* [Objective]:
Please give the entries again in full and exactly, without any picture.

* [Record excerpts]:
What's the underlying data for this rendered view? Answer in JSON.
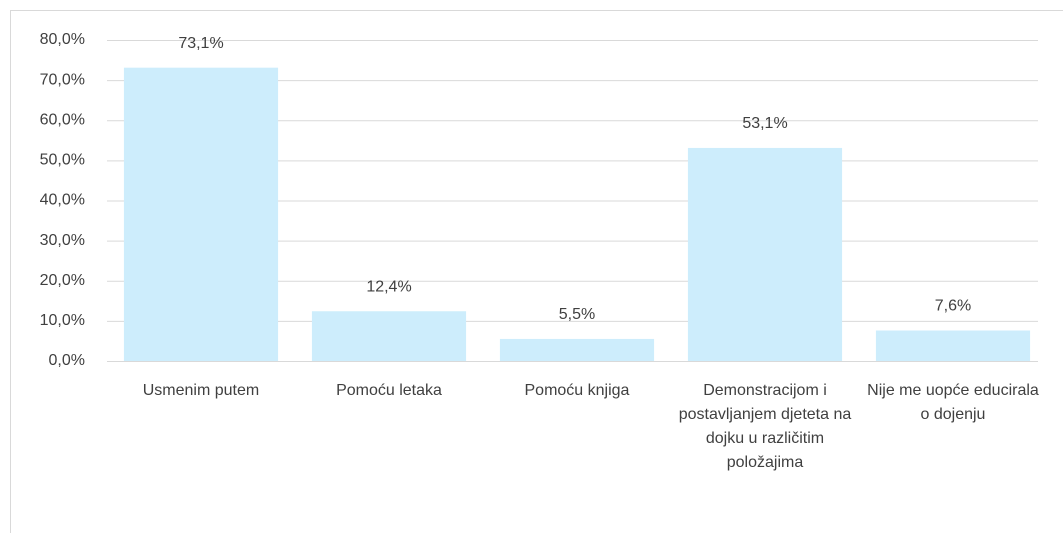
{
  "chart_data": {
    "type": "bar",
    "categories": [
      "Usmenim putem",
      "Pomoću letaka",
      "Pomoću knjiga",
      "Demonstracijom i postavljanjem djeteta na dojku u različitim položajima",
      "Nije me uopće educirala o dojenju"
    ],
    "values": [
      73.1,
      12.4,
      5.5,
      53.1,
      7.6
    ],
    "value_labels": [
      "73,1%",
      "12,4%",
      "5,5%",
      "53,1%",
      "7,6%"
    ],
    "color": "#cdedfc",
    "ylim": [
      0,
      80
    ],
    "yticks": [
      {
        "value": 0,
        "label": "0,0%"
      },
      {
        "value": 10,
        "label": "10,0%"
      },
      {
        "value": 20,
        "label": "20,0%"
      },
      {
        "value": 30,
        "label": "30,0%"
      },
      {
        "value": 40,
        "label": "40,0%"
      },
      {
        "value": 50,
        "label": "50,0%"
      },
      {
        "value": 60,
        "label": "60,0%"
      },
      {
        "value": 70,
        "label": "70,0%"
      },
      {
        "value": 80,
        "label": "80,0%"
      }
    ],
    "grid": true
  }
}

* [Expected output]:
What's the underlying data for this rendered view? Answer in JSON.
{
  "chart_data": {
    "type": "bar",
    "categories": [
      "Usmenim putem",
      "Pomoću letaka",
      "Pomoću knjiga",
      "Demonstracijom i postavljanjem djeteta na dojku u različitim položajima",
      "Nije me uopće educirala o dojenju"
    ],
    "values": [
      73.1,
      12.4,
      5.5,
      53.1,
      7.6
    ],
    "value_labels": [
      "73,1%",
      "12,4%",
      "5,5%",
      "53,1%",
      "7,6%"
    ],
    "color": "#cdedfc",
    "ylim": [
      0,
      80
    ],
    "yticks": [
      {
        "value": 0,
        "label": "0,0%"
      },
      {
        "value": 10,
        "label": "10,0%"
      },
      {
        "value": 20,
        "label": "20,0%"
      },
      {
        "value": 30,
        "label": "30,0%"
      },
      {
        "value": 40,
        "label": "40,0%"
      },
      {
        "value": 50,
        "label": "50,0%"
      },
      {
        "value": 60,
        "label": "60,0%"
      },
      {
        "value": 70,
        "label": "70,0%"
      },
      {
        "value": 80,
        "label": "80,0%"
      }
    ],
    "grid": true
  }
}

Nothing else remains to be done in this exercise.